* start Material for the task *

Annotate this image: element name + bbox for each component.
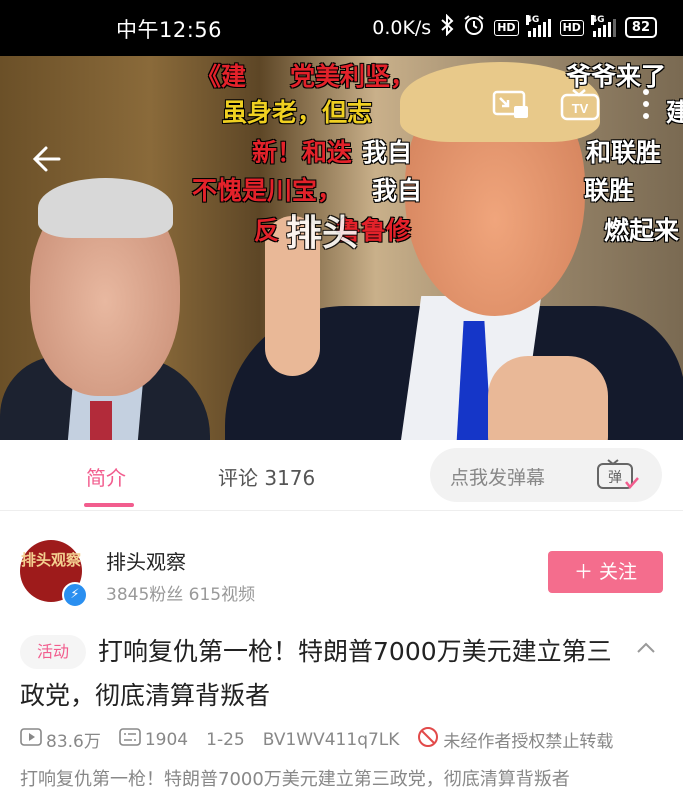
uploader-stats: 3845粉丝 615视频 bbox=[106, 585, 256, 605]
expand-button[interactable] bbox=[636, 638, 656, 658]
tv-button[interactable]: TV bbox=[560, 88, 600, 126]
danmaku: 联胜 bbox=[584, 176, 635, 205]
video-description: 打响复仇第一枪！特朗普7000万美元建立第三政党，彻底清算背叛者 bbox=[20, 769, 570, 790]
danmaku: 新！和迭 bbox=[252, 138, 353, 167]
danmaku: 反 bbox=[254, 216, 280, 245]
danmaku: 我自 bbox=[372, 176, 423, 205]
signal-icon-2: 4G bbox=[590, 14, 616, 37]
video-meta: 83.6万 1904 1-25 BV1WV411q7LK 未经作者授权禁止转载 bbox=[20, 726, 670, 753]
danmaku-icon-label: 弹 bbox=[608, 470, 622, 486]
danmaku-input-placeholder: 点我发弹幕 bbox=[450, 467, 546, 489]
copyright-notice: 未经作者授权禁止转载 bbox=[443, 732, 614, 752]
danmaku: 党美利坚， bbox=[290, 62, 416, 91]
danmaku-icon: 弹 bbox=[597, 459, 639, 489]
video-title: 打响复仇第一枪！特朗普7000万美元建立第三政党，彻底清算背叛者 bbox=[20, 637, 612, 710]
network-type: 4G bbox=[525, 14, 540, 25]
cast-button[interactable] bbox=[492, 90, 530, 124]
status-time: 中午12:56 bbox=[116, 18, 223, 42]
follow-button[interactable]: ＋ 关注 bbox=[548, 551, 663, 593]
status-icons: 0.0K/s HD 4G HD 4G 82 bbox=[372, 13, 657, 41]
uploader-name[interactable]: 排头观察 bbox=[106, 546, 186, 575]
person-left-hair bbox=[38, 178, 173, 238]
play-count-icon bbox=[20, 728, 42, 751]
watermark: 排头 bbox=[286, 213, 359, 254]
play-count: 83.6万 bbox=[46, 732, 101, 752]
net-speed: 0.0K/s bbox=[372, 16, 432, 39]
video-player[interactable]: 《建 党美利坚， 爷爷来了 虽身老，但志 新！和迭 我自 和联胜 不愧是川宝， … bbox=[0, 56, 683, 440]
hd-icon-2: HD bbox=[559, 19, 584, 36]
person-right-hand-open bbox=[488, 356, 608, 440]
divider bbox=[0, 510, 683, 511]
hd-icon: HD bbox=[494, 19, 519, 36]
danmaku: 不愧是川宝， bbox=[192, 176, 343, 205]
danmaku: 我自 bbox=[362, 138, 413, 167]
danmaku: 燃起来 bbox=[604, 216, 680, 245]
tv-label: TV bbox=[572, 101, 589, 116]
tab-comments[interactable]: 评论 3176 bbox=[218, 462, 315, 491]
more-vertical-icon bbox=[643, 89, 649, 119]
tv-icon: TV bbox=[560, 89, 600, 121]
back-button[interactable] bbox=[32, 144, 62, 174]
tab-underline bbox=[84, 503, 134, 507]
danmaku: 虽身老，但志 bbox=[222, 98, 373, 127]
signal-icon: 4G bbox=[525, 14, 551, 37]
network-type-2: 4G bbox=[590, 14, 605, 25]
arrow-left-icon bbox=[32, 146, 61, 172]
danmaku-count: 1904 bbox=[144, 729, 189, 750]
publish-date: 1-25 bbox=[206, 729, 245, 750]
danmaku: 和联胜 bbox=[586, 138, 662, 167]
danmaku: 建 bbox=[666, 98, 683, 127]
status-bar: 中午12:56 0.0K/s HD 4G HD 4G 82 bbox=[0, 0, 683, 56]
person-left-tie bbox=[90, 401, 112, 440]
screen-cast-icon bbox=[492, 90, 528, 118]
chevron-up-icon bbox=[637, 642, 655, 653]
danmaku-count-icon bbox=[119, 728, 141, 751]
battery-icon: 82 bbox=[624, 17, 657, 38]
verified-badge-icon: ⚡ bbox=[62, 582, 88, 608]
danmaku-toggle-button[interactable]: 弹 bbox=[596, 458, 640, 492]
bluetooth-icon bbox=[440, 13, 454, 41]
alarm-icon bbox=[463, 14, 485, 41]
no-repost-icon bbox=[417, 726, 439, 753]
danmaku: 《建 bbox=[196, 62, 247, 91]
tab-intro[interactable]: 简介 bbox=[86, 462, 126, 491]
more-button[interactable] bbox=[640, 86, 652, 126]
bvid: BV1WV411q7LK bbox=[262, 729, 400, 750]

* end Material for the task *

Turn the lines of the listing into a numbered list, skipping any blank lines and leaving out the pictures.

-- Final result --
1. Annotate this image: element name + bbox for each component.
2. uploader-stats: 3845粉丝 615视频 bbox=[106, 585, 256, 605]
3. expand-button[interactable] bbox=[636, 638, 656, 658]
4. tv-button[interactable]: TV bbox=[560, 88, 600, 126]
5. danmaku: 联胜 bbox=[584, 176, 635, 205]
6. video-description: 打响复仇第一枪！特朗普7000万美元建立第三政党，彻底清算背叛者 bbox=[20, 769, 570, 790]
7. danmaku: 新！和迭 bbox=[252, 138, 353, 167]
8. danmaku: 反 bbox=[254, 216, 280, 245]
9. danmaku: 我自 bbox=[372, 176, 423, 205]
10. signal-icon-2: 4G bbox=[590, 14, 616, 37]
11. video-meta: 83.6万 1904 1-25 BV1WV411q7LK 未经作者授权禁止转载 bbox=[20, 726, 670, 753]
12. danmaku-icon-label: 弹 bbox=[608, 470, 622, 486]
13. danmaku-input-placeholder: 点我发弹幕 bbox=[450, 467, 546, 489]
14. copyright-notice: 未经作者授权禁止转载 bbox=[443, 732, 614, 752]
15. danmaku: 党美利坚， bbox=[290, 62, 416, 91]
16. danmaku-icon: 弹 bbox=[597, 459, 639, 489]
17. video-title: 打响复仇第一枪！特朗普7000万美元建立第三政党，彻底清算背叛者 bbox=[20, 637, 612, 710]
18. network-type: 4G bbox=[525, 14, 540, 25]
19. cast-button[interactable] bbox=[492, 90, 530, 124]
20. status-time: 中午12:56 bbox=[116, 18, 223, 42]
21. follow-button[interactable]: ＋ 关注 bbox=[548, 551, 663, 593]
22. status-icons: 0.0K/s HD 4G HD 4G 82 bbox=[372, 13, 657, 41]
23. uploader-name[interactable]: 排头观察 bbox=[106, 546, 186, 575]
24. person-left-hair bbox=[38, 178, 173, 238]
25. play-count-icon bbox=[20, 728, 42, 751]
26. watermark: 排头 bbox=[286, 213, 359, 254]
27. play-count: 83.6万 bbox=[46, 732, 101, 752]
28. net-speed: 0.0K/s bbox=[372, 16, 432, 39]
29. video-player[interactable]: 《建 党美利坚， 爷爷来了 虽身老，但志 新！和迭 我自 和联胜 不愧是川宝， … bbox=[0, 56, 683, 440]
30. hd-icon-2: HD bbox=[559, 19, 584, 36]
31. person-right-hand-open bbox=[488, 356, 608, 440]
32. divider bbox=[0, 510, 683, 511]
33. hd-icon: HD bbox=[494, 19, 519, 36]
34. danmaku: 不愧是川宝， bbox=[192, 176, 343, 205]
35. danmaku: 我自 bbox=[362, 138, 413, 167]
36. danmaku: 燃起来 bbox=[604, 216, 680, 245]
37. tv-label: TV bbox=[572, 101, 589, 116]
38. tab-comments[interactable]: 评论 3176 bbox=[218, 462, 315, 491]
39. more-vertical-icon bbox=[643, 89, 649, 119]
40. tv-icon: TV bbox=[560, 89, 600, 121]
41. back-button[interactable] bbox=[32, 144, 62, 174]
42. tab-underline bbox=[84, 503, 134, 507]
43. danmaku: 虽身老，但志 bbox=[222, 98, 373, 127]
44. signal-icon: 4G bbox=[525, 14, 551, 37]
45. network-type-2: 4G bbox=[590, 14, 605, 25]
46. arrow-left-icon bbox=[32, 146, 61, 172]
47. danmaku-count: 1904 bbox=[144, 729, 189, 750]
48. publish-date: 1-25 bbox=[206, 729, 245, 750]
49. danmaku: 和联胜 bbox=[586, 138, 662, 167]
50. danmaku: 建 bbox=[666, 98, 683, 127]
51. status-bar: 中午12:56 0.0K/s HD 4G HD 4G 82 bbox=[0, 0, 683, 56]
52. person-left-tie bbox=[90, 401, 112, 440]
53. screen-cast-icon bbox=[492, 90, 528, 118]
54. chevron-up-icon bbox=[637, 642, 655, 653]
55. danmaku-count-icon bbox=[119, 728, 141, 751]
56. battery-icon: 82 bbox=[624, 17, 657, 38]
57. verified-badge-icon: ⚡ bbox=[62, 582, 88, 608]
58. danmaku-toggle-button[interactable]: 弹 bbox=[596, 458, 640, 492]
59. bluetooth-icon bbox=[440, 13, 454, 41]
60. alarm-icon bbox=[463, 14, 485, 41]
61. no-repost-icon bbox=[417, 726, 439, 753]
62. danmaku: 《建 bbox=[196, 62, 247, 91]
63. tab-intro[interactable]: 简介 bbox=[86, 462, 126, 491]
64. more-button[interactable] bbox=[640, 86, 652, 126]
65. bvid: BV1WV411q7LK bbox=[262, 729, 400, 750]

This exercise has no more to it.